Records from a collection
+++++

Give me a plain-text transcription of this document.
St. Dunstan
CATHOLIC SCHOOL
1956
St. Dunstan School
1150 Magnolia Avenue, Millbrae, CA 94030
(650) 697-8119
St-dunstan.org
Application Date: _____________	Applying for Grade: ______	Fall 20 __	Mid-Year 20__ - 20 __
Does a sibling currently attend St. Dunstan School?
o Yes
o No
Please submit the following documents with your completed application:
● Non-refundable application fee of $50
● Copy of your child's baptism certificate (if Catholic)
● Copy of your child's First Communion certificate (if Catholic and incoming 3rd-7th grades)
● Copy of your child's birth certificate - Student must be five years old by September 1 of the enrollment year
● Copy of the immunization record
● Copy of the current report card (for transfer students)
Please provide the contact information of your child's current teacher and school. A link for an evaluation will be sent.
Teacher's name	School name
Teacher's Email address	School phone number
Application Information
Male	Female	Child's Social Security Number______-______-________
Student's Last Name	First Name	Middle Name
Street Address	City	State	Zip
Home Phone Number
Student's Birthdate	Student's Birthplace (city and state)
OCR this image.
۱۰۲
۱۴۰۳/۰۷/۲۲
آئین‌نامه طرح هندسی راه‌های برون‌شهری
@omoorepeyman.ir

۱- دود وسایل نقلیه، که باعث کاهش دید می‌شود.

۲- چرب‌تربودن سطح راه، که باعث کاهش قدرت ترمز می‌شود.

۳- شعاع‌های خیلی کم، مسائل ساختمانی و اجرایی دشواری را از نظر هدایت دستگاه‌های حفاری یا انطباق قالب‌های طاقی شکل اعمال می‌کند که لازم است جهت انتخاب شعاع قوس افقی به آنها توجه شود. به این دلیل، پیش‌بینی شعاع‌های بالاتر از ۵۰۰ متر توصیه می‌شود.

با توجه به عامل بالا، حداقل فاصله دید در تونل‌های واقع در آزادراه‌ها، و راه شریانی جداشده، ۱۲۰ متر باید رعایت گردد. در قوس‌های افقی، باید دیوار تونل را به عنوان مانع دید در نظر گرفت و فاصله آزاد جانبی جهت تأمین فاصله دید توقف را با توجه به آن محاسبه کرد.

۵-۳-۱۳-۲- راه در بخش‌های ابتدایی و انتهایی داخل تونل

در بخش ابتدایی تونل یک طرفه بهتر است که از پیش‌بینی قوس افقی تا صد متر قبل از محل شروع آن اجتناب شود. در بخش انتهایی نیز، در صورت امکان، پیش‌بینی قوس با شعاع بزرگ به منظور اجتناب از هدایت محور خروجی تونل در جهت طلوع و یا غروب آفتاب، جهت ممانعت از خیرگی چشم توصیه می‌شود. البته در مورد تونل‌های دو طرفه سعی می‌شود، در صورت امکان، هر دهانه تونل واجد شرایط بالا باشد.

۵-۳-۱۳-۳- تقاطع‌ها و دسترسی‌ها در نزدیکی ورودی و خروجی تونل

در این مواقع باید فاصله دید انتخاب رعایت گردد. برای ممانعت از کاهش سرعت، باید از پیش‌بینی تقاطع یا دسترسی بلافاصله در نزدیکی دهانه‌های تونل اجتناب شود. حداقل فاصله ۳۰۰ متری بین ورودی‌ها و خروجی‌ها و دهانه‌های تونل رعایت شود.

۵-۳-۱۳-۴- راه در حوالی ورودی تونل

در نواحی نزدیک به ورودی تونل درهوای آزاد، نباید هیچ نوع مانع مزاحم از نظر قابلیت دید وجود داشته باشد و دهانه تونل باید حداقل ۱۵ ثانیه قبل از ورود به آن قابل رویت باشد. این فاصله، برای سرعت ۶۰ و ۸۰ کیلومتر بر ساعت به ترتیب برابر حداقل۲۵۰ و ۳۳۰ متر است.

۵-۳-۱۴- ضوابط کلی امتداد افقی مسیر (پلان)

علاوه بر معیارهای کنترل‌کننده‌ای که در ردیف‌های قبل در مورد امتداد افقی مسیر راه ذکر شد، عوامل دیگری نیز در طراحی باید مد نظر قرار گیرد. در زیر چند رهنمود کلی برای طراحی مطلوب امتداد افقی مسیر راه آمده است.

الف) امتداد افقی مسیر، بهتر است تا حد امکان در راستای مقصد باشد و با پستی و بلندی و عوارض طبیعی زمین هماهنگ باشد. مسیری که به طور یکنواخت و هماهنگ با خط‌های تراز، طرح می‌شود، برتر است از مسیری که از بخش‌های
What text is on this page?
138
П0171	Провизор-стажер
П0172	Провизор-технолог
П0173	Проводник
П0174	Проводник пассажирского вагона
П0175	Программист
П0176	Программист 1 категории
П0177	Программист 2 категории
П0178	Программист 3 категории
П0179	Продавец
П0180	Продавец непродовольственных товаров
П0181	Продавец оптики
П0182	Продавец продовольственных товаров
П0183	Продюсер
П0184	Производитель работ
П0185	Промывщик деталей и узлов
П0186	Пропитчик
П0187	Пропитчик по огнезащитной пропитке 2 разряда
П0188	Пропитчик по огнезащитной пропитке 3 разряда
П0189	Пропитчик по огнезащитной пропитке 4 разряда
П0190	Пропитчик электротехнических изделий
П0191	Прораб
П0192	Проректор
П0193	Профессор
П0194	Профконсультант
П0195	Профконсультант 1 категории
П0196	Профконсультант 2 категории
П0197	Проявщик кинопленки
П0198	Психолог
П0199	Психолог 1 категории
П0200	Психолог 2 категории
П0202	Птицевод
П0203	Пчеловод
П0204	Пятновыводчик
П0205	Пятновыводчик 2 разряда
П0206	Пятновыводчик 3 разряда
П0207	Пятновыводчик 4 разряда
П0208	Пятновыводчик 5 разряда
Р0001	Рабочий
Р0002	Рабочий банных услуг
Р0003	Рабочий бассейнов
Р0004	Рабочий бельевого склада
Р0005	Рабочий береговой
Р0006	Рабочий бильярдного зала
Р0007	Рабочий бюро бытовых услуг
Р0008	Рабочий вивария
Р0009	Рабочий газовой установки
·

+++++

◆ **THE PROBLEM**
Copy the data above exactly. Every line must be included.

◆ **RESPONSE**
Give me a plain-text transcription of this document.
St. Dunstan
CATHOLIC SCHOOL
1956
St. Dunstan School
1150 Magnolia Avenue, Millbrae, CA 94030
(650) 697-8119
St-dunstan.org
Application Date: _____________	Applying for Grade: ______	Fall 20 __	Mid-Year 20__ - 20 __
Does a sibling currently attend St. Dunstan School?
o Yes
o No
Please submit the following documents with your completed application:
● Non-refundable application fee of $50
● Copy of your child's baptism certificate (if Catholic)
● Copy of your child's First Communion certificate (if Catholic and incoming 3rd-7th grades)
● Copy of your child's birth certificate - Student must be five years old by September 1 of the enrollment year
● Copy of the immunization record
● Copy of the current report card (for transfer students)
Please provide the contact information of your child's current teacher and school. A link for an evaluation will be sent.
Teacher's name	School name
Teacher's Email address	School phone number
Application Information
Male	Female	Child's Social Security Number______-______-________
Student's Last Name	First Name	Middle Name
Street Address	City	State	Zip
Home Phone Number
Student's Birthdate	Student's Birthplace (city and state)
OCR this image.
۱۰۲
۱۴۰۳/۰۷/۲۲
آئین‌نامه طرح هندسی راه‌های برون‌شهری
@omoorepeyman.ir

۱- دود وسایل نقلیه، که باعث کاهش دید می‌شود.

۲- چرب‌تربودن سطح راه، که باعث کاهش قدرت ترمز می‌شود.

۳- شعاع‌های خیلی کم، مسائل ساختمانی و اجرایی دشواری را از نظر هدایت دستگاه‌های حفاری یا انطباق قالب‌های طاقی شکل اعمال می‌کند که لازم است جهت انتخاب شعاع قوس افقی به آنها توجه شود. به این دلیل، پیش‌بینی شعاع‌های بالاتر از ۵۰۰ متر توصیه می‌شود.

با توجه به عامل بالا، حداقل فاصله دید در تونل‌های واقع در آزادراه‌ها، و راه شریانی جداشده، ۱۲۰ متر باید رعایت گردد. در قوس‌های افقی، باید دیوار تونل را به عنوان مانع دید در نظر گرفت و فاصله آزاد جانبی جهت تأمین فاصله دید توقف را با توجه به آن محاسبه کرد.

۵-۳-۱۳-۲- راه در بخش‌های ابتدایی و انتهایی داخل تونل

در بخش ابتدایی تونل یک طرفه بهتر است که از پیش‌بینی قوس افقی تا صد متر قبل از محل شروع آن اجتناب شود. در بخش انتهایی نیز، در صورت امکان، پیش‌بینی قوس با شعاع بزرگ به منظور اجتناب از هدایت محور خروجی تونل در جهت طلوع و یا غروب آفتاب، جهت ممانعت از خیرگی چشم توصیه می‌شود. البته در مورد تونل‌های دو طرفه سعی می‌شود، در صورت امکان، هر دهانه تونل واجد شرایط بالا باشد.

۵-۳-۱۳-۳- تقاطع‌ها و دسترسی‌ها در نزدیکی ورودی و خروجی تونل

در این مواقع باید فاصله دید انتخاب رعایت گردد. برای ممانعت از کاهش سرعت، باید از پیش‌بینی تقاطع یا دسترسی بلافاصله در نزدیکی دهانه‌های تونل اجتناب شود. حداقل فاصله ۳۰۰ متری بین ورودی‌ها و خروجی‌ها و دهانه‌های تونل رعایت شود.

۵-۳-۱۳-۴- راه در حوالی ورودی تونل

در نواحی نزدیک به ورودی تونل درهوای آزاد، نباید هیچ نوع مانع مزاحم از نظر قابلیت دید وجود داشته باشد و دهانه تونل باید حداقل ۱۵ ثانیه قبل از ورود به آن قابل رویت باشد. این فاصله، برای سرعت ۶۰ و ۸۰ کیلومتر بر ساعت به ترتیب برابر حداقل۲۵۰ و ۳۳۰ متر است.

۵-۳-۱۴- ضوابط کلی امتداد افقی مسیر (پلان)

علاوه بر معیارهای کنترل‌کننده‌ای که در ردیف‌های قبل در مورد امتداد افقی مسیر راه ذکر شد، عوامل دیگری نیز در طراحی باید مد نظر قرار گیرد. در زیر چند رهنمود کلی برای طراحی مطلوب امتداد افقی مسیر راه آمده است.

الف) امتداد افقی مسیر، بهتر است تا حد امکان در راستای مقصد باشد و با پستی و بلندی و عوارض طبیعی زمین هماهنگ باشد. مسیری که به طور یکنواخت و هماهنگ با خط‌های تراز، طرح می‌شود، برتر است از مسیری که از بخش‌های
What text is on this page?
138
П0171	Провизор-стажер
П0172	Провизор-технолог
П0173	Проводник
П0174	Проводник пассажирского вагона
П0175	Программист
П0176	Программист 1 категории
П0177	Программист 2 категории
П0178	Программист 3 категории
П0179	Продавец
П0180	Продавец непродовольственных товаров
П0181	Продавец оптики
П0182	Продавец продовольственных товаров
П0183	Продюсер
П0184	Производитель работ
П0185	Промывщик деталей и узлов
П0186	Пропитчик
П0187	Пропитчик по огнезащитной пропитке 2 разряда
П0188	Пропитчик по огнезащитной пропитке 3 разряда
П0189	Пропитчик по огнезащитной пропитке 4 разряда
П0190	Пропитчик электротехнических изделий
П0191	Прораб
П0192	Проректор
П0193	Профессор
П0194	Профконсультант
П0195	Профконсультант 1 категории
П0196	Профконсультант 2 категории
П0197	Проявщик кинопленки
П0198	Психолог
П0199	Психолог 1 категории
П0200	Психолог 2 категории
П0202	Птицевод
П0203	Пчеловод
П0204	Пятновыводчик
П0205	Пятновыводчик 2 разряда
П0206	Пятновыводчик 3 разряда
П0207	Пятновыводчик 4 разряда
П0208	Пятновыводчик 5 разряда
Р0001	Рабочий
Р0002	Рабочий банных услуг
Р0003	Рабочий бассейнов
Р0004	Рабочий бельевого склада
Р0005	Рабочий береговой
Р0006	Рабочий бильярдного зала
Р0007	Рабочий бюро бытовых услуг
Р0008	Рабочий вивария
Р0009	Рабочий газовой установки
·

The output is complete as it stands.